:: Exercise material ::
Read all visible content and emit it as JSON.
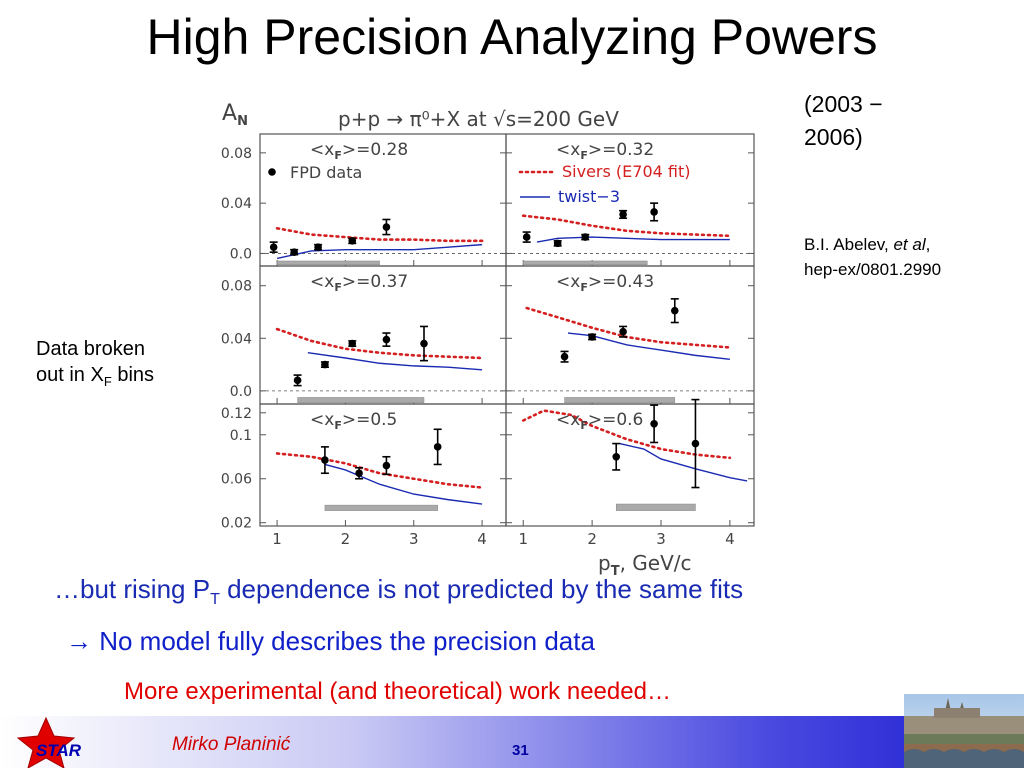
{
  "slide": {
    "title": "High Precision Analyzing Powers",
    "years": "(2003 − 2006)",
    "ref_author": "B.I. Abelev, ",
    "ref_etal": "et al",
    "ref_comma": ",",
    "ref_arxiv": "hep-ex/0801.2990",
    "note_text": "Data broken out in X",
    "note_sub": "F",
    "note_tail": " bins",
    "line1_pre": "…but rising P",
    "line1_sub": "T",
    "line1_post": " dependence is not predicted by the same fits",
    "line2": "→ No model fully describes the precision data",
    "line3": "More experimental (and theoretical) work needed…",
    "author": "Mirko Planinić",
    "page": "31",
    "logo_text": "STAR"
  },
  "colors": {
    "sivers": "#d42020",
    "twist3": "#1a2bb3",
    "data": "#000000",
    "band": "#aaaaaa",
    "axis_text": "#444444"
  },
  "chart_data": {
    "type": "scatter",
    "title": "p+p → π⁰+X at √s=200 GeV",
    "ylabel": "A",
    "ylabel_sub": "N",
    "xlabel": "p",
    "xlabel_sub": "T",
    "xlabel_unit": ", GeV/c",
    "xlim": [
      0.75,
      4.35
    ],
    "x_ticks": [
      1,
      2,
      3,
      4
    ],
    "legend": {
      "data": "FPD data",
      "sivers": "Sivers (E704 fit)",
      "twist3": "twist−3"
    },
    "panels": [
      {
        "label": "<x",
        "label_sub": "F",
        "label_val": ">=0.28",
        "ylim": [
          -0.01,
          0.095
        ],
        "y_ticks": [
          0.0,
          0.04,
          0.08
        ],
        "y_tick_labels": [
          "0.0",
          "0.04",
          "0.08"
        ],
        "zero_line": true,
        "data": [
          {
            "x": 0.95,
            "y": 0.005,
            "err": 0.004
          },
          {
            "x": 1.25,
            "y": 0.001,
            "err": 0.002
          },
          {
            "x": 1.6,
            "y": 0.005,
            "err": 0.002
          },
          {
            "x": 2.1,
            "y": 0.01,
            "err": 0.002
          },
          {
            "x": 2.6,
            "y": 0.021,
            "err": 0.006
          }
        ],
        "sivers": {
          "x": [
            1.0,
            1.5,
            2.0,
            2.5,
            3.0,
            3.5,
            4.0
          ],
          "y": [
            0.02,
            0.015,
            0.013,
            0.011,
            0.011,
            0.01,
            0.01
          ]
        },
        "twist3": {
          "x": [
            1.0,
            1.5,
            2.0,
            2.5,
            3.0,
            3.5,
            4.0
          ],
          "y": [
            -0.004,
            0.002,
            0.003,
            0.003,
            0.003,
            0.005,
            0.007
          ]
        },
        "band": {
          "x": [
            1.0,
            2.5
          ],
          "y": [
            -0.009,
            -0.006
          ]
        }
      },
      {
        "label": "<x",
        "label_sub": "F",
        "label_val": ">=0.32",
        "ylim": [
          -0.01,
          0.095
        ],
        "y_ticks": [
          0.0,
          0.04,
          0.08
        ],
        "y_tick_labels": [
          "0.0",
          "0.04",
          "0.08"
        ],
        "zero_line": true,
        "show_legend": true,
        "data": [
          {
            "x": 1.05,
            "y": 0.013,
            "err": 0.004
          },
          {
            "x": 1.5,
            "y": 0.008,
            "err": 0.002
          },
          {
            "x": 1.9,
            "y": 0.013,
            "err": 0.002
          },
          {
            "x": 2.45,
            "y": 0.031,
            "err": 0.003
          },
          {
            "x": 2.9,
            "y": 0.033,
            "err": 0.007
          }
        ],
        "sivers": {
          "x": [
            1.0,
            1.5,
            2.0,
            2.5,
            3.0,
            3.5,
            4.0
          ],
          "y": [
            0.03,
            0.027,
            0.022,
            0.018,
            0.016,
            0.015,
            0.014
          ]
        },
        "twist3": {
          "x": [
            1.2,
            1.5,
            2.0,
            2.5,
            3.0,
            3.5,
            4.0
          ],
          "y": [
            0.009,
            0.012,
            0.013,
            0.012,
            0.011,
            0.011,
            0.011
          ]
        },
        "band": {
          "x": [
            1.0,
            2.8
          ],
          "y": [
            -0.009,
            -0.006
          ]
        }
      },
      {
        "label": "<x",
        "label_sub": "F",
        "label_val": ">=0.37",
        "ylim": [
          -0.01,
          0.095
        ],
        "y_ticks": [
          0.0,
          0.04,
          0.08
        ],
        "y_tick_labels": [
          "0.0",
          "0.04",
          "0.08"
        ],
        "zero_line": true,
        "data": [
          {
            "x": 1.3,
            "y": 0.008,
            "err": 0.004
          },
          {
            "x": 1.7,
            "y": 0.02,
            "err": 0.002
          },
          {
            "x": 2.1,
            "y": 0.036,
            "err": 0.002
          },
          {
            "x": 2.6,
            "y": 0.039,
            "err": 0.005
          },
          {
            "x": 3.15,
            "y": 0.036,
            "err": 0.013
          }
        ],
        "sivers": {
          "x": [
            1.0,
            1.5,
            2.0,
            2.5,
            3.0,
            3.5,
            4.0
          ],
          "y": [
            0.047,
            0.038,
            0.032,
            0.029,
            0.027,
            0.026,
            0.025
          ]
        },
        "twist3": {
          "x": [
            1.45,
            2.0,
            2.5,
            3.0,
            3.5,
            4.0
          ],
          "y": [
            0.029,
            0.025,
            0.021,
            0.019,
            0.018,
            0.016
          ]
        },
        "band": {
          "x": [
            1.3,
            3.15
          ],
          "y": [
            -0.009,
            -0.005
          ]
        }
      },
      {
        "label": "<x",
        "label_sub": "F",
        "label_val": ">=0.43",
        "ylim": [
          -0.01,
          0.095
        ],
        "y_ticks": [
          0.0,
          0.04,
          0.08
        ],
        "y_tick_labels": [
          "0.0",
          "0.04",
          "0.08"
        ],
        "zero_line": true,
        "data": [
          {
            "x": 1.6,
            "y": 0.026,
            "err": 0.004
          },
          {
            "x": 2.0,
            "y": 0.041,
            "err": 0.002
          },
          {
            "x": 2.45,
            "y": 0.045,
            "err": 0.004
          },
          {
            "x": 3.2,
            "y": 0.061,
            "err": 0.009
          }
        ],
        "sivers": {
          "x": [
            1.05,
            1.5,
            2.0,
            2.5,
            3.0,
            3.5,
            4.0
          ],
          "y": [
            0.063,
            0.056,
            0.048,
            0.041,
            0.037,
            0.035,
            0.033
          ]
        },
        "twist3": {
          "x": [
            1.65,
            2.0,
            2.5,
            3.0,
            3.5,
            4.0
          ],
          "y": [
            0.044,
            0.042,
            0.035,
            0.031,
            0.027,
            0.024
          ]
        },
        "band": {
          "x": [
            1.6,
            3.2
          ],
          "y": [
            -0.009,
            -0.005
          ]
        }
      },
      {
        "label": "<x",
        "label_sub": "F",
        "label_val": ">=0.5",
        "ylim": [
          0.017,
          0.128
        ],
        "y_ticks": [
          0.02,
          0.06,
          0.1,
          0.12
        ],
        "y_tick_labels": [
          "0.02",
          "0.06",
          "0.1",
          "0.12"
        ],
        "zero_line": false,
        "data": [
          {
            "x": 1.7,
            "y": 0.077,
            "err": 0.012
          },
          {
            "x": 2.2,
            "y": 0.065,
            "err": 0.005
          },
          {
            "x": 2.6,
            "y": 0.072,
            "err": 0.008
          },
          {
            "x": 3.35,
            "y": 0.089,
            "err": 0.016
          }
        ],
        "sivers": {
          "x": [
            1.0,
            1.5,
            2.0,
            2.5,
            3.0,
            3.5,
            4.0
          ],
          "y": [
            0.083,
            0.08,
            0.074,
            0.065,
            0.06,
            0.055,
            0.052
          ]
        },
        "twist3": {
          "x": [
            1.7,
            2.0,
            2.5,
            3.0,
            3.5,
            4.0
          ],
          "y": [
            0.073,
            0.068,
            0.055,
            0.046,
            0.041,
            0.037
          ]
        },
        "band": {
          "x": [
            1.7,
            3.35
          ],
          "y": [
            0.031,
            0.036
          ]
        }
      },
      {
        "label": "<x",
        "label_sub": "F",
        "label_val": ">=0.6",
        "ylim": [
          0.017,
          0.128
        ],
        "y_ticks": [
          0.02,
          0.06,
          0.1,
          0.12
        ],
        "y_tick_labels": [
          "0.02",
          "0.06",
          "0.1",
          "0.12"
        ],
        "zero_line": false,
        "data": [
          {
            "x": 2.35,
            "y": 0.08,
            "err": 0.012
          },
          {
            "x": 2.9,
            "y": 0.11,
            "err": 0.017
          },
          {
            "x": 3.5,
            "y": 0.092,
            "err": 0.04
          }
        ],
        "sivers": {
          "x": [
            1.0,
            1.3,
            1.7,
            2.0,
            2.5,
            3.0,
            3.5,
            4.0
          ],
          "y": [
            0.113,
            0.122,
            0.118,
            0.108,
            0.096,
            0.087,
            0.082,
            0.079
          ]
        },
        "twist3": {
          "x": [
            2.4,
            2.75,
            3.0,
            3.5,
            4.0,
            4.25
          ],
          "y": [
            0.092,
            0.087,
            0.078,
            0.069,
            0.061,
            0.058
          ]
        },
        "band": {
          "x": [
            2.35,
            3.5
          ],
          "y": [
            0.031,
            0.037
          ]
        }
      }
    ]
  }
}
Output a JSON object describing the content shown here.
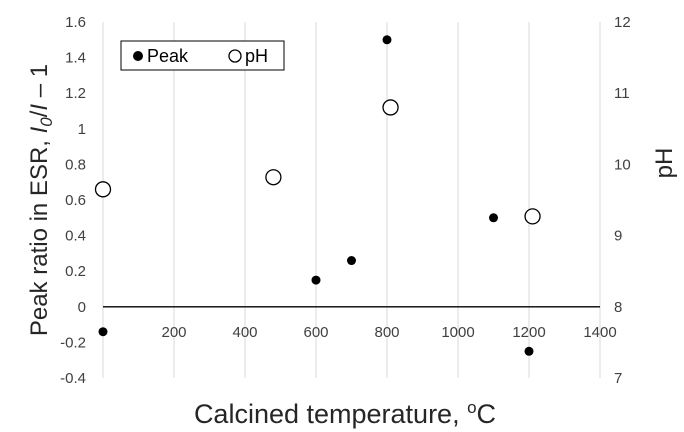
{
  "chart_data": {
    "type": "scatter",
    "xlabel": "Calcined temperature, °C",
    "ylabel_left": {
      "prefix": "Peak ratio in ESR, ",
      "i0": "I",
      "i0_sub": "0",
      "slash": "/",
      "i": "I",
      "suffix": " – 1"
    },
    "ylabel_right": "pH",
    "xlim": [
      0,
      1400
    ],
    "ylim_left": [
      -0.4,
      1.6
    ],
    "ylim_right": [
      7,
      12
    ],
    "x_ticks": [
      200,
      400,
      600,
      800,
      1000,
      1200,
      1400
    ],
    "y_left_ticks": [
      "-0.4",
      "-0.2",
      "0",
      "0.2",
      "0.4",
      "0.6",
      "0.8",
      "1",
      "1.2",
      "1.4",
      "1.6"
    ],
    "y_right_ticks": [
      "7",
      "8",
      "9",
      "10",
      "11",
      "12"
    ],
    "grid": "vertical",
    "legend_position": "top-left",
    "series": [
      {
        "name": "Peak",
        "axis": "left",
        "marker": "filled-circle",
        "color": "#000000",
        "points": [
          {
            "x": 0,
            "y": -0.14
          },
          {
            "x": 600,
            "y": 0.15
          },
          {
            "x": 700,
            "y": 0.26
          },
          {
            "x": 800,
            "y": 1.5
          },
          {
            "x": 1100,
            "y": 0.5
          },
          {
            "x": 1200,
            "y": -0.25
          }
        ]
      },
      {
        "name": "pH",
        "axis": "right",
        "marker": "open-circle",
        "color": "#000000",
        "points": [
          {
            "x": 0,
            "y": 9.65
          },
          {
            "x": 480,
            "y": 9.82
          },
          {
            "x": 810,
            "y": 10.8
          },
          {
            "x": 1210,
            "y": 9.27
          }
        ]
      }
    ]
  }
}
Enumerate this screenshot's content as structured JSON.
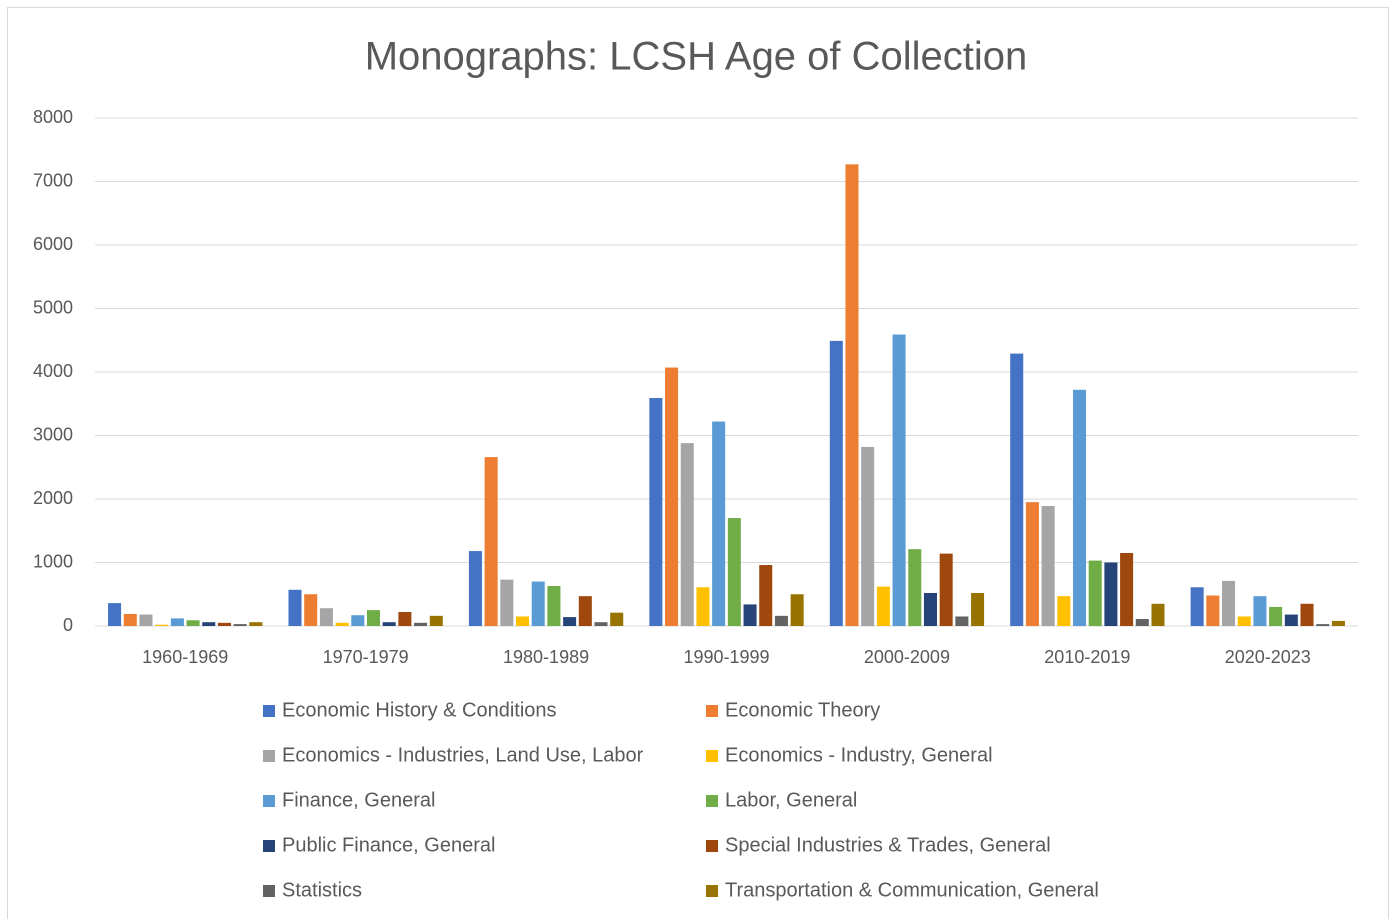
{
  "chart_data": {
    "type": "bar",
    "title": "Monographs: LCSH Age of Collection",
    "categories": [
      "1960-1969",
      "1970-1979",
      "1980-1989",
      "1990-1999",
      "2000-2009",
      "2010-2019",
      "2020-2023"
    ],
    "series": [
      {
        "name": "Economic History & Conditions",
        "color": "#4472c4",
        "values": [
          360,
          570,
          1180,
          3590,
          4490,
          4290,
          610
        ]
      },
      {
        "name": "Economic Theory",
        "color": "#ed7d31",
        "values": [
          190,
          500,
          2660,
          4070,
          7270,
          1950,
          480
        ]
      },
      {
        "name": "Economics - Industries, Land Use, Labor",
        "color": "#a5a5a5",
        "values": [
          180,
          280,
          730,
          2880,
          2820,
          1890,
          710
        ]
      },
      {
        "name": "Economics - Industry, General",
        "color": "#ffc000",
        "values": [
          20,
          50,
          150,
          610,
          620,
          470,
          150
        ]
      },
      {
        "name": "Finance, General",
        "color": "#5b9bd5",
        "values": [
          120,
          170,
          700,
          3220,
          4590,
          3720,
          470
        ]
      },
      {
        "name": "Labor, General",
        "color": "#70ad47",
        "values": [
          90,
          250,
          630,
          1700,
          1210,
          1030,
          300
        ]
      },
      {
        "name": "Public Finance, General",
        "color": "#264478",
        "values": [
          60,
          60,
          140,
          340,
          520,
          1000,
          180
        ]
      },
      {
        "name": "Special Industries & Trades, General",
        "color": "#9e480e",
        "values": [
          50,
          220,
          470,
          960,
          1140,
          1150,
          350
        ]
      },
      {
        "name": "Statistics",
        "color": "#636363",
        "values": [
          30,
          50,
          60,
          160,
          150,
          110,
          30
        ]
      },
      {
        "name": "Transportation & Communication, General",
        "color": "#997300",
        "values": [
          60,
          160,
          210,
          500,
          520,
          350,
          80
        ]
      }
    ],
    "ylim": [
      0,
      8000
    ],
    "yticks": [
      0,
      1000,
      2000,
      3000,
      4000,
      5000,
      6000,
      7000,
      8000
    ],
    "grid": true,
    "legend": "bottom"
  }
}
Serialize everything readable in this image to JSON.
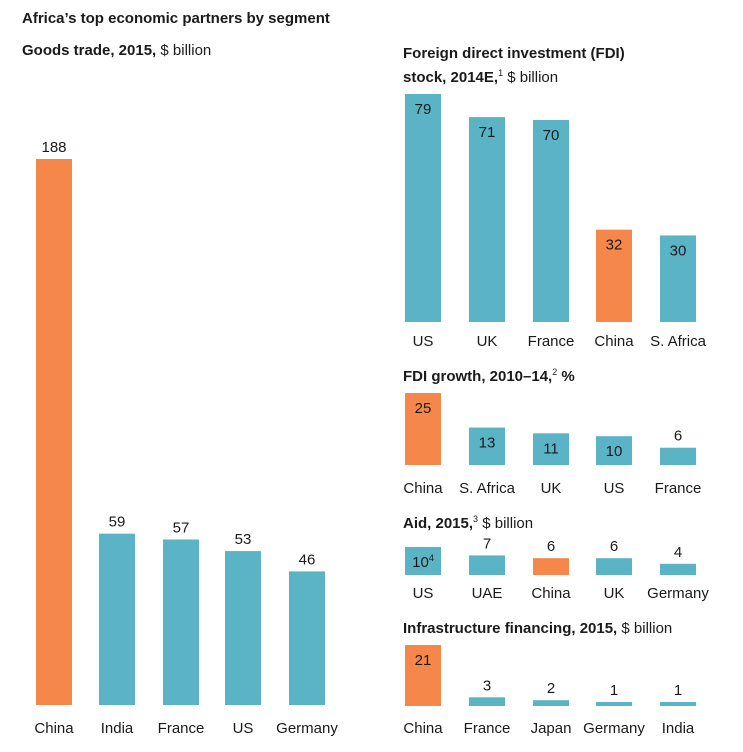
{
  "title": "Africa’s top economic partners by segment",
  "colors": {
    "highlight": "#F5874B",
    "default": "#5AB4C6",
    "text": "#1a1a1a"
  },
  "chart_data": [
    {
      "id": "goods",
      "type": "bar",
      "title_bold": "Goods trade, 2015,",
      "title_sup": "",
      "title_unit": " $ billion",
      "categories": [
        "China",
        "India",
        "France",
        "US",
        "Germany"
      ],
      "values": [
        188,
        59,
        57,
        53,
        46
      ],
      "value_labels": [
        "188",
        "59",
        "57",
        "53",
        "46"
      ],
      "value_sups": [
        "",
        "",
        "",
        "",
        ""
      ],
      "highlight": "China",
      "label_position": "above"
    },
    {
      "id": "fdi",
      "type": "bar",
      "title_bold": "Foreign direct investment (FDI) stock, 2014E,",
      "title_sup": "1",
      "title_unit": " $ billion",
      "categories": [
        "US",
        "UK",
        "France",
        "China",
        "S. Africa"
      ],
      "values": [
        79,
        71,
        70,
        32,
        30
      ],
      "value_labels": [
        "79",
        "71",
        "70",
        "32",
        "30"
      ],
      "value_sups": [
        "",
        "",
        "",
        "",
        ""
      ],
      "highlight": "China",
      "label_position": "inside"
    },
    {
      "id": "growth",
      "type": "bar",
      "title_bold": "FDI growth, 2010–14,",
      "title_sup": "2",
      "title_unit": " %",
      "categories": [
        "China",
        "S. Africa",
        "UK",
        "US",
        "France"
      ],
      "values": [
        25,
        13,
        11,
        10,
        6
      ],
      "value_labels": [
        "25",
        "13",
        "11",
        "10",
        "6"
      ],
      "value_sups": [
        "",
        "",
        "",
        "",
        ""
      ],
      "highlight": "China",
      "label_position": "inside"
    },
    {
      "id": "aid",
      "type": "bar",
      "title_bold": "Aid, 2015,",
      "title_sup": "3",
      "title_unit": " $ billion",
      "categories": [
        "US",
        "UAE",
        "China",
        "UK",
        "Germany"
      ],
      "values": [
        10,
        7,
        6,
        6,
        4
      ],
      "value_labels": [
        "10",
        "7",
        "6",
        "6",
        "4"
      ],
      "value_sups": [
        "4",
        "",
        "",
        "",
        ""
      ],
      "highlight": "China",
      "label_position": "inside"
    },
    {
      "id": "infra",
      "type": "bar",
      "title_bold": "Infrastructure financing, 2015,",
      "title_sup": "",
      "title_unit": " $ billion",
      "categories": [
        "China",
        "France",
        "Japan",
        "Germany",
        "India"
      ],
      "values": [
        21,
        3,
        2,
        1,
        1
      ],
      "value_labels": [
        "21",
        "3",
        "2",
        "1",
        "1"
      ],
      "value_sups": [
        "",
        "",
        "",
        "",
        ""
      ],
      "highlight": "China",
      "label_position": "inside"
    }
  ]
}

:: Short problem ::
Return each line with "growth".

:: Answer to the task ::
      "id": "growth",
      "title_bold": "FDI growth, 2010–14,",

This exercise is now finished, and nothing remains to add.